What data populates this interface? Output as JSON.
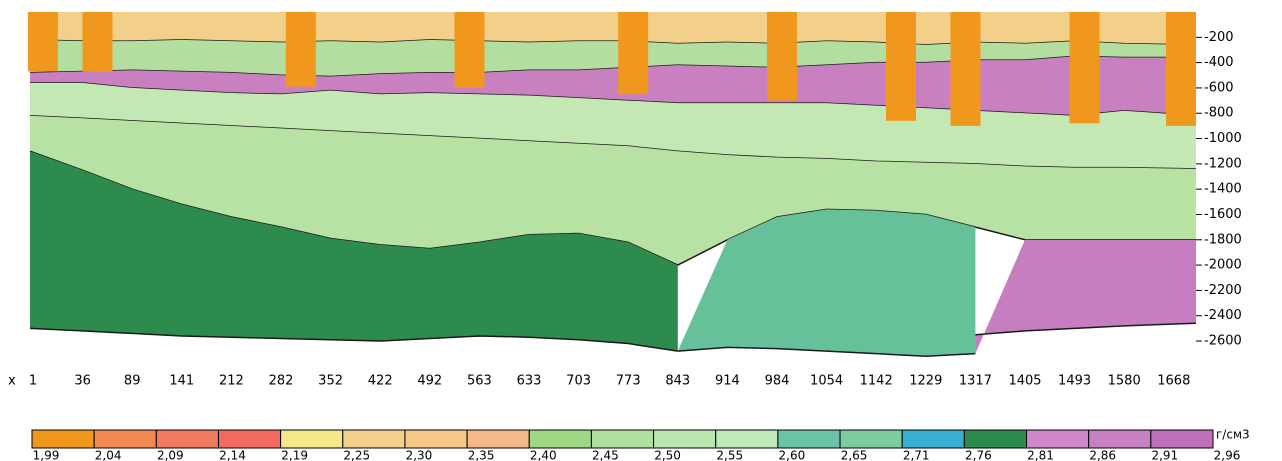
{
  "chart_data": {
    "type": "section",
    "x_label": "x",
    "categories": [
      "1",
      "36",
      "89",
      "141",
      "212",
      "282",
      "352",
      "422",
      "492",
      "563",
      "633",
      "703",
      "773",
      "843",
      "914",
      "984",
      "1054",
      "1142",
      "1229",
      "1317",
      "1405",
      "1493",
      "1580",
      "1668"
    ],
    "ylim": [
      0,
      -2750
    ],
    "yticks": [
      -200,
      -400,
      -600,
      -800,
      -1000,
      -1200,
      -1400,
      -1600,
      -1800,
      -2000,
      -2200,
      -2400,
      -2600
    ],
    "layers": [
      {
        "color": "#f3d08a",
        "bottom": [
          -220,
          -230,
          -230,
          -220,
          -230,
          -240,
          -230,
          -240,
          -220,
          -230,
          -240,
          -230,
          -230,
          -250,
          -240,
          -250,
          -230,
          -240,
          -260,
          -240,
          -250,
          -230,
          -250,
          -260
        ]
      },
      {
        "color": "#b4dea0",
        "bottom": [
          -480,
          -470,
          -460,
          -470,
          -480,
          -500,
          -510,
          -490,
          -480,
          -480,
          -460,
          -460,
          -440,
          -420,
          -430,
          -440,
          -420,
          -400,
          -400,
          -380,
          -380,
          -350,
          -360,
          -360
        ]
      },
      {
        "color": "#c880c0",
        "bottom": [
          -560,
          -560,
          -600,
          -620,
          -640,
          -650,
          -620,
          -650,
          -640,
          -650,
          -660,
          -680,
          -700,
          -720,
          -720,
          -720,
          -720,
          -740,
          -760,
          -780,
          -800,
          -820,
          -780,
          -820
        ]
      },
      {
        "color": "#c4e8b4",
        "bottom": [
          -820,
          -840,
          -860,
          -880,
          -900,
          -920,
          -940,
          -960,
          -980,
          -1000,
          -1020,
          -1040,
          -1060,
          -1100,
          -1130,
          -1150,
          -1160,
          -1180,
          -1190,
          -1200,
          -1220,
          -1230,
          -1230,
          -1240
        ]
      },
      {
        "color": "#b8e2a4",
        "bottom": [
          -1100,
          -1250,
          -1400,
          -1520,
          -1620,
          -1700,
          -1790,
          -1840,
          -1870,
          -1820,
          -1760,
          -1750,
          -1820,
          -2000,
          -1800,
          -1620,
          -1560,
          -1570,
          -1600,
          -1700,
          -1800,
          -1800,
          -1800,
          -1800
        ]
      },
      {
        "color": "#2e8b4e",
        "bottom": [
          -2500,
          -2520,
          -2540,
          -2560,
          -2570,
          -2580,
          -2590,
          -2600,
          -2580,
          -2560,
          -2570,
          -2590,
          -2620,
          -2680,
          null,
          null,
          null,
          null,
          null,
          null,
          null,
          null,
          null,
          null
        ]
      },
      {
        "color": "#66c09a",
        "bottom": [
          null,
          null,
          null,
          null,
          null,
          null,
          null,
          null,
          null,
          null,
          null,
          null,
          null,
          -2680,
          -2650,
          -2660,
          -2680,
          -2700,
          -2720,
          -2700,
          null,
          null,
          null,
          null
        ]
      },
      {
        "color": "#c77ec0",
        "bottom": [
          null,
          null,
          null,
          null,
          null,
          null,
          null,
          null,
          null,
          null,
          null,
          null,
          null,
          null,
          null,
          null,
          null,
          null,
          null,
          -2550,
          -2520,
          -2500,
          -2480,
          -2460
        ]
      }
    ],
    "wells": {
      "color": "#f0981e",
      "x": [
        0.2,
        1.3,
        5.4,
        8.8,
        12.1,
        15.1,
        17.5,
        18.8,
        21.2,
        23.3
      ],
      "depth": [
        -470,
        -470,
        -590,
        -600,
        -650,
        -700,
        -860,
        -900,
        -880,
        -900
      ]
    },
    "scale": {
      "unit": "г/см3",
      "colors": [
        "#f0981e",
        "#f08a50",
        "#f07a60",
        "#f06a60",
        "#f5e88a",
        "#f5d08a",
        "#f5c888",
        "#f5b888",
        "#9ed884",
        "#b0e0a0",
        "#bce6b0",
        "#c0e8b8",
        "#6cc4a8",
        "#7ccca0",
        "#3aaed0",
        "#2e8b4e",
        "#d088cc",
        "#c880c4",
        "#c070b8"
      ],
      "ticks": [
        {
          "value": 1.99,
          "label": "1,99"
        },
        {
          "value": 2.04,
          "label": "2,04"
        },
        {
          "value": 2.09,
          "label": "2,09"
        },
        {
          "value": 2.14,
          "label": "2,14"
        },
        {
          "value": 2.19,
          "label": "2,19"
        },
        {
          "value": 2.25,
          "label": "2,25"
        },
        {
          "value": 2.3,
          "label": "2,30"
        },
        {
          "value": 2.35,
          "label": "2,35"
        },
        {
          "value": 2.4,
          "label": "2,40"
        },
        {
          "value": 2.45,
          "label": "2,45"
        },
        {
          "value": 2.5,
          "label": "2,50"
        },
        {
          "value": 2.55,
          "label": "2,55"
        },
        {
          "value": 2.6,
          "label": "2,60"
        },
        {
          "value": 2.65,
          "label": "2,65"
        },
        {
          "value": 2.71,
          "label": "2,71"
        },
        {
          "value": 2.76,
          "label": "2,76"
        },
        {
          "value": 2.81,
          "label": "2,81"
        },
        {
          "value": 2.86,
          "label": "2,86"
        },
        {
          "value": 2.91,
          "label": "2,91"
        },
        {
          "value": 2.96,
          "label": "2,96"
        }
      ]
    }
  }
}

☆ ☆ ☆ ☆ ☆ ☆ ☆

Reproduce the whole listing exactly, but not the images in it.

→ Completed task:
What data populates this interface? Output as JSON.
{
  "chart_data": {
    "type": "section",
    "x_label": "x",
    "categories": [
      "1",
      "36",
      "89",
      "141",
      "212",
      "282",
      "352",
      "422",
      "492",
      "563",
      "633",
      "703",
      "773",
      "843",
      "914",
      "984",
      "1054",
      "1142",
      "1229",
      "1317",
      "1405",
      "1493",
      "1580",
      "1668"
    ],
    "ylim": [
      0,
      -2750
    ],
    "yticks": [
      -200,
      -400,
      -600,
      -800,
      -1000,
      -1200,
      -1400,
      -1600,
      -1800,
      -2000,
      -2200,
      -2400,
      -2600
    ],
    "layers": [
      {
        "color": "#f3d08a",
        "bottom": [
          -220,
          -230,
          -230,
          -220,
          -230,
          -240,
          -230,
          -240,
          -220,
          -230,
          -240,
          -230,
          -230,
          -250,
          -240,
          -250,
          -230,
          -240,
          -260,
          -240,
          -250,
          -230,
          -250,
          -260
        ]
      },
      {
        "color": "#b4dea0",
        "bottom": [
          -480,
          -470,
          -460,
          -470,
          -480,
          -500,
          -510,
          -490,
          -480,
          -480,
          -460,
          -460,
          -440,
          -420,
          -430,
          -440,
          -420,
          -400,
          -400,
          -380,
          -380,
          -350,
          -360,
          -360
        ]
      },
      {
        "color": "#c880c0",
        "bottom": [
          -560,
          -560,
          -600,
          -620,
          -640,
          -650,
          -620,
          -650,
          -640,
          -650,
          -660,
          -680,
          -700,
          -720,
          -720,
          -720,
          -720,
          -740,
          -760,
          -780,
          -800,
          -820,
          -780,
          -820
        ]
      },
      {
        "color": "#c4e8b4",
        "bottom": [
          -820,
          -840,
          -860,
          -880,
          -900,
          -920,
          -940,
          -960,
          -980,
          -1000,
          -1020,
          -1040,
          -1060,
          -1100,
          -1130,
          -1150,
          -1160,
          -1180,
          -1190,
          -1200,
          -1220,
          -1230,
          -1230,
          -1240
        ]
      },
      {
        "color": "#b8e2a4",
        "bottom": [
          -1100,
          -1250,
          -1400,
          -1520,
          -1620,
          -1700,
          -1790,
          -1840,
          -1870,
          -1820,
          -1760,
          -1750,
          -1820,
          -2000,
          -1800,
          -1620,
          -1560,
          -1570,
          -1600,
          -1700,
          -1800,
          -1800,
          -1800,
          -1800
        ]
      },
      {
        "color": "#2e8b4e",
        "bottom": [
          -2500,
          -2520,
          -2540,
          -2560,
          -2570,
          -2580,
          -2590,
          -2600,
          -2580,
          -2560,
          -2570,
          -2590,
          -2620,
          -2680,
          null,
          null,
          null,
          null,
          null,
          null,
          null,
          null,
          null,
          null
        ]
      },
      {
        "color": "#66c09a",
        "bottom": [
          null,
          null,
          null,
          null,
          null,
          null,
          null,
          null,
          null,
          null,
          null,
          null,
          null,
          -2680,
          -2650,
          -2660,
          -2680,
          -2700,
          -2720,
          -2700,
          null,
          null,
          null,
          null
        ]
      },
      {
        "color": "#c77ec0",
        "bottom": [
          null,
          null,
          null,
          null,
          null,
          null,
          null,
          null,
          null,
          null,
          null,
          null,
          null,
          null,
          null,
          null,
          null,
          null,
          null,
          -2550,
          -2520,
          -2500,
          -2480,
          -2460
        ]
      }
    ],
    "wells": {
      "color": "#f0981e",
      "x": [
        0.2,
        1.3,
        5.4,
        8.8,
        12.1,
        15.1,
        17.5,
        18.8,
        21.2,
        23.3
      ],
      "depth": [
        -470,
        -470,
        -590,
        -600,
        -650,
        -700,
        -860,
        -900,
        -880,
        -900
      ]
    },
    "scale": {
      "unit": "г/см3",
      "colors": [
        "#f0981e",
        "#f08a50",
        "#f07a60",
        "#f06a60",
        "#f5e88a",
        "#f5d08a",
        "#f5c888",
        "#f5b888",
        "#9ed884",
        "#b0e0a0",
        "#bce6b0",
        "#c0e8b8",
        "#6cc4a8",
        "#7ccca0",
        "#3aaed0",
        "#2e8b4e",
        "#d088cc",
        "#c880c4",
        "#c070b8"
      ],
      "ticks": [
        {
          "value": 1.99,
          "label": "1,99"
        },
        {
          "value": 2.04,
          "label": "2,04"
        },
        {
          "value": 2.09,
          "label": "2,09"
        },
        {
          "value": 2.14,
          "label": "2,14"
        },
        {
          "value": 2.19,
          "label": "2,19"
        },
        {
          "value": 2.25,
          "label": "2,25"
        },
        {
          "value": 2.3,
          "label": "2,30"
        },
        {
          "value": 2.35,
          "label": "2,35"
        },
        {
          "value": 2.4,
          "label": "2,40"
        },
        {
          "value": 2.45,
          "label": "2,45"
        },
        {
          "value": 2.5,
          "label": "2,50"
        },
        {
          "value": 2.55,
          "label": "2,55"
        },
        {
          "value": 2.6,
          "label": "2,60"
        },
        {
          "value": 2.65,
          "label": "2,65"
        },
        {
          "value": 2.71,
          "label": "2,71"
        },
        {
          "value": 2.76,
          "label": "2,76"
        },
        {
          "value": 2.81,
          "label": "2,81"
        },
        {
          "value": 2.86,
          "label": "2,86"
        },
        {
          "value": 2.91,
          "label": "2,91"
        },
        {
          "value": 2.96,
          "label": "2,96"
        }
      ]
    }
  }
}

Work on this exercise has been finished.